DATASET ENTRIES:
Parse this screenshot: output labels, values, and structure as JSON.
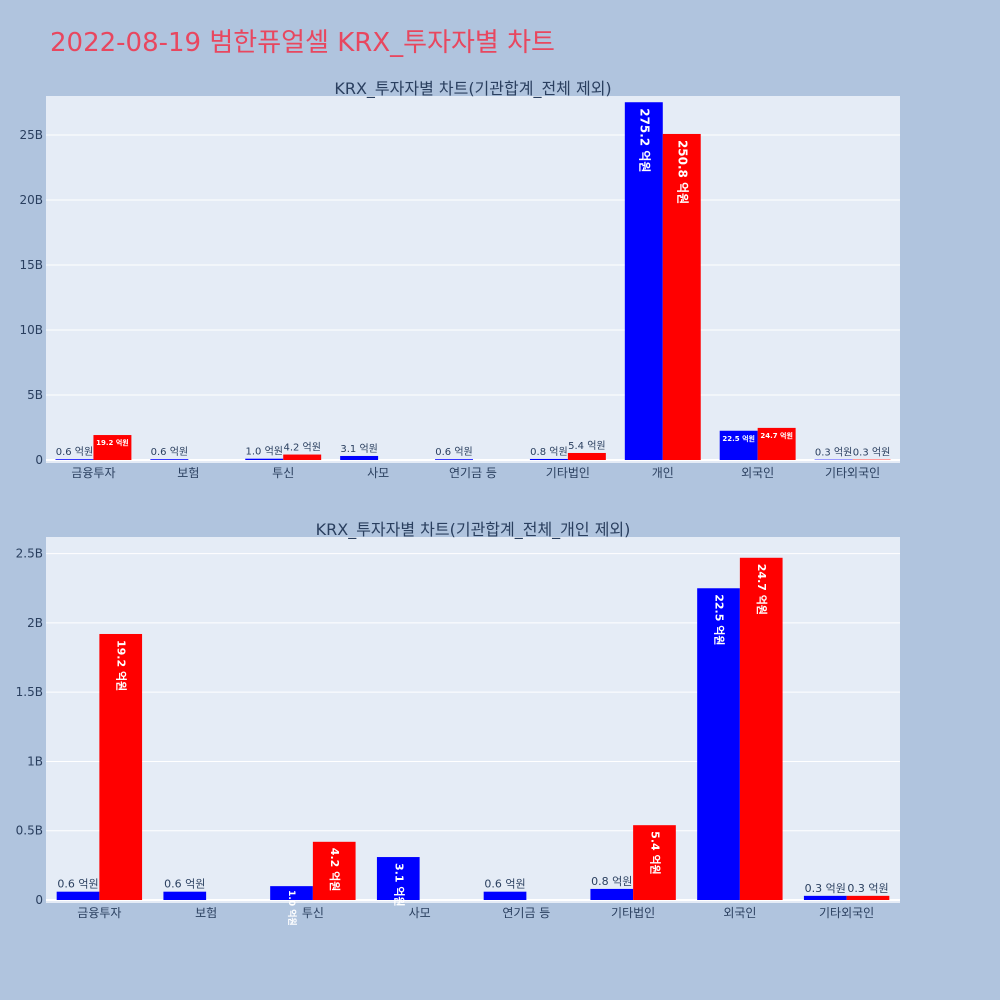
{
  "page": {
    "title": "2022-08-19 범한퓨얼셀 KRX_투자자별 차트"
  },
  "colors": {
    "background": "#b0c4de",
    "plot_bg": "#e5ecf6",
    "title": "#e8475f",
    "series_buy": "#0000ff",
    "series_sell": "#ff0000"
  },
  "chart_data": [
    {
      "type": "bar",
      "title": "KRX_투자자별 차트(기관합계_전체 제외)",
      "xlabel": "",
      "ylabel": "",
      "categories": [
        "금융투자",
        "보험",
        "투신",
        "사모",
        "연기금 등",
        "기타법인",
        "개인",
        "외국인",
        "기타외국인"
      ],
      "series": [
        {
          "color": "#0000ff",
          "values": [
            60000000,
            60000000,
            100000000,
            310000000,
            60000000,
            80000000,
            27520000000,
            2250000000,
            30000000
          ],
          "labels": [
            "0.6 억원",
            "0.6 억원",
            "1.0 억원",
            "3.1 억원",
            "0.6 억원",
            "0.8 억원",
            "275.2 억원",
            "22.5 억원",
            "0.3 억원"
          ]
        },
        {
          "color": "#ff0000",
          "values": [
            1920000000,
            0,
            420000000,
            0,
            0,
            540000000,
            25080000000,
            2470000000,
            30000000
          ],
          "labels": [
            "19.2 억원",
            "",
            "4.2 억원",
            "",
            "",
            "5.4 억원",
            "250.8 억원",
            "24.7 억원",
            "0.3 억원"
          ]
        }
      ],
      "ylim": [
        0,
        28000000000
      ],
      "yticks": [
        0,
        5000000000,
        10000000000,
        15000000000,
        20000000000,
        25000000000
      ],
      "ytick_labels": [
        "0",
        "5B",
        "10B",
        "15B",
        "20B",
        "25B"
      ],
      "grid": true
    },
    {
      "type": "bar",
      "title": "KRX_투자자별 차트(기관합계_전체_개인 제외)",
      "xlabel": "",
      "ylabel": "",
      "categories": [
        "금융투자",
        "보험",
        "투신",
        "사모",
        "연기금 등",
        "기타법인",
        "외국인",
        "기타외국인"
      ],
      "series": [
        {
          "color": "#0000ff",
          "values": [
            60000000,
            60000000,
            100000000,
            310000000,
            60000000,
            80000000,
            2250000000,
            30000000
          ],
          "labels": [
            "0.6 억원",
            "0.6 억원",
            "1.0 억원",
            "3.1 억원",
            "0.6 억원",
            "0.8 억원",
            "22.5 억원",
            "0.3 억원"
          ]
        },
        {
          "color": "#ff0000",
          "values": [
            1920000000,
            0,
            420000000,
            0,
            0,
            540000000,
            2470000000,
            30000000
          ],
          "labels": [
            "19.2 억원",
            "",
            "4.2 억원",
            "",
            "",
            "5.4 억원",
            "24.7 억원",
            "0.3 억원"
          ]
        }
      ],
      "ylim": [
        0,
        2620000000
      ],
      "yticks": [
        0,
        500000000,
        1000000000,
        1500000000,
        2000000000,
        2500000000
      ],
      "ytick_labels": [
        "0",
        "0.5B",
        "1B",
        "1.5B",
        "2B",
        "2.5B"
      ],
      "grid": true
    }
  ]
}
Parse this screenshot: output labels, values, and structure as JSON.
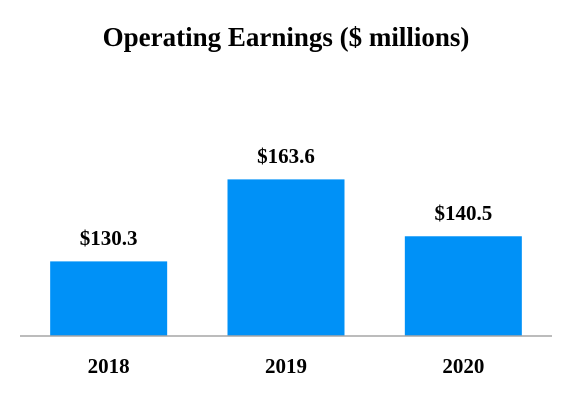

WORK TO BE COMPLETED:
Pictures are not part of the copy; output everything else in the records exactly.

COMPLETED TASK:
Parse this screenshot: output labels, values, and structure as JSON.
{
  "page": {
    "title": "2022-08-19 범한퓨얼셀 KRX_투자자별 차트"
  },
  "colors": {
    "background": "#b0c4de",
    "plot_bg": "#e5ecf6",
    "title": "#e8475f",
    "series_buy": "#0000ff",
    "series_sell": "#ff0000"
  },
  "chart_data": [
    {
      "type": "bar",
      "title": "KRX_투자자별 차트(기관합계_전체 제외)",
      "xlabel": "",
      "ylabel": "",
      "categories": [
        "금융투자",
        "보험",
        "투신",
        "사모",
        "연기금 등",
        "기타법인",
        "개인",
        "외국인",
        "기타외국인"
      ],
      "series": [
        {
          "color": "#0000ff",
          "values": [
            60000000,
            60000000,
            100000000,
            310000000,
            60000000,
            80000000,
            27520000000,
            2250000000,
            30000000
          ],
          "labels": [
            "0.6 억원",
            "0.6 억원",
            "1.0 억원",
            "3.1 억원",
            "0.6 억원",
            "0.8 억원",
            "275.2 억원",
            "22.5 억원",
            "0.3 억원"
          ]
        },
        {
          "color": "#ff0000",
          "values": [
            1920000000,
            0,
            420000000,
            0,
            0,
            540000000,
            25080000000,
            2470000000,
            30000000
          ],
          "labels": [
            "19.2 억원",
            "",
            "4.2 억원",
            "",
            "",
            "5.4 억원",
            "250.8 억원",
            "24.7 억원",
            "0.3 억원"
          ]
        }
      ],
      "ylim": [
        0,
        28000000000
      ],
      "yticks": [
        0,
        5000000000,
        10000000000,
        15000000000,
        20000000000,
        25000000000
      ],
      "ytick_labels": [
        "0",
        "5B",
        "10B",
        "15B",
        "20B",
        "25B"
      ],
      "grid": true
    },
    {
      "type": "bar",
      "title": "KRX_투자자별 차트(기관합계_전체_개인 제외)",
      "xlabel": "",
      "ylabel": "",
      "categories": [
        "금융투자",
        "보험",
        "투신",
        "사모",
        "연기금 등",
        "기타법인",
        "외국인",
        "기타외국인"
      ],
      "series": [
        {
          "color": "#0000ff",
          "values": [
            60000000,
            60000000,
            100000000,
            310000000,
            60000000,
            80000000,
            2250000000,
            30000000
          ],
          "labels": [
            "0.6 억원",
            "0.6 억원",
            "1.0 억원",
            "3.1 억원",
            "0.6 억원",
            "0.8 억원",
            "22.5 억원",
            "0.3 억원"
          ]
        },
        {
          "color": "#ff0000",
          "values": [
            1920000000,
            0,
            420000000,
            0,
            0,
            540000000,
            2470000000,
            30000000
          ],
          "labels": [
            "19.2 억원",
            "",
            "4.2 억원",
            "",
            "",
            "5.4 억원",
            "24.7 억원",
            "0.3 억원"
          ]
        }
      ],
      "ylim": [
        0,
        2620000000
      ],
      "yticks": [
        0,
        500000000,
        1000000000,
        1500000000,
        2000000000,
        2500000000
      ],
      "ytick_labels": [
        "0",
        "0.5B",
        "1B",
        "1.5B",
        "2B",
        "2.5B"
      ],
      "grid": true
    }
  ]
}
Parse this screenshot: output labels, values, and structure as JSON.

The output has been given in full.